Written exercise
Write out every line below that includes the word "Przedstawić".

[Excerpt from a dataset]
--- START ---

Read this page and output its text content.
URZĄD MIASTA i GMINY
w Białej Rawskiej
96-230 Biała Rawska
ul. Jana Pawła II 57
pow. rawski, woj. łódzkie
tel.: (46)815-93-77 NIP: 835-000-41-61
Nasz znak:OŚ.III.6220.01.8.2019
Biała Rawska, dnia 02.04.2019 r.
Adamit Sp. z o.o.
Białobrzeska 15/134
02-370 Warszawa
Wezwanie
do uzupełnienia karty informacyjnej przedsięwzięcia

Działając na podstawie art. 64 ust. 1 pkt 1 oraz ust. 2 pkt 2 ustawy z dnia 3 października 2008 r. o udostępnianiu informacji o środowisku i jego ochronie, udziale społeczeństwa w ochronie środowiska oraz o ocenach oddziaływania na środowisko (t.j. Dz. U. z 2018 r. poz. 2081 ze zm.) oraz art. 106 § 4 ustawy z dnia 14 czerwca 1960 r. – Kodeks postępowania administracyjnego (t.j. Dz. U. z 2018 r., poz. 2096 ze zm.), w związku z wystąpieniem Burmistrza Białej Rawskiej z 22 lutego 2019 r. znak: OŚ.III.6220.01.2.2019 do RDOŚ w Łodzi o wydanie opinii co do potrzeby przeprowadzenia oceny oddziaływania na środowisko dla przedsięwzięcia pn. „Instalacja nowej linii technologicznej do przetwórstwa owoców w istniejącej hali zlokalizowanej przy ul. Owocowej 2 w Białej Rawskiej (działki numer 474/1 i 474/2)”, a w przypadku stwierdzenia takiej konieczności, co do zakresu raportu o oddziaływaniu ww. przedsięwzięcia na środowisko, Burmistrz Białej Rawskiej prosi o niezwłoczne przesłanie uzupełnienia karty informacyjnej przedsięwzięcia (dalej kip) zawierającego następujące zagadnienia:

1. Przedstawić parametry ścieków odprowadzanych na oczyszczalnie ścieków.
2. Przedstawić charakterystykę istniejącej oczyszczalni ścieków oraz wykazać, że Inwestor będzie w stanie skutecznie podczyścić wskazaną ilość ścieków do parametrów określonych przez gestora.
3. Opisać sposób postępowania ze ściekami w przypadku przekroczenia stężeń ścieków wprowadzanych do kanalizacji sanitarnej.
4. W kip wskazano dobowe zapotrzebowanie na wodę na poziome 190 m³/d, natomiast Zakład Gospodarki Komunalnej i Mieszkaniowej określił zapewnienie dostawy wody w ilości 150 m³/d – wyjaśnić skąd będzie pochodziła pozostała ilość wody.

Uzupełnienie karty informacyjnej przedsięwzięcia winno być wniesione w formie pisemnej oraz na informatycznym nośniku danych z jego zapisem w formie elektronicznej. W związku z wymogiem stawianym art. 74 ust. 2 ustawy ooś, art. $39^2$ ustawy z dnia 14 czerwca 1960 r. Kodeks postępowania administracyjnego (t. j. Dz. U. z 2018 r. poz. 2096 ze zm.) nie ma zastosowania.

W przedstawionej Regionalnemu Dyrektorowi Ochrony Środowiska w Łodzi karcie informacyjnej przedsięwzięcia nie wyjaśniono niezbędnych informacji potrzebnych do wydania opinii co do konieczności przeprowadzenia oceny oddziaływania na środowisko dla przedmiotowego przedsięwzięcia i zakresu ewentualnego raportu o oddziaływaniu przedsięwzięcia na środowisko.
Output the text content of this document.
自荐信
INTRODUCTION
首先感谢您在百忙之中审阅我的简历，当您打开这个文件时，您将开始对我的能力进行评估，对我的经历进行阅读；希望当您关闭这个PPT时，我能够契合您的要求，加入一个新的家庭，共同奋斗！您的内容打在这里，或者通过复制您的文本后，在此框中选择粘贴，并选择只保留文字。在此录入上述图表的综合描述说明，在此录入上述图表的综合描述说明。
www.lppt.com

--- END ---

Output for this exercise
1. Przedstawić parametry ścieków odprowadzanych na oczyszczalnie ścieków.
2. Przedstawić charakterystykę istniejącej oczyszczalni ścieków oraz wykazać, że Inwestor będzie w stanie skutecznie podczyścić wskazaną ilość ścieków do parametrów określonych przez gestora.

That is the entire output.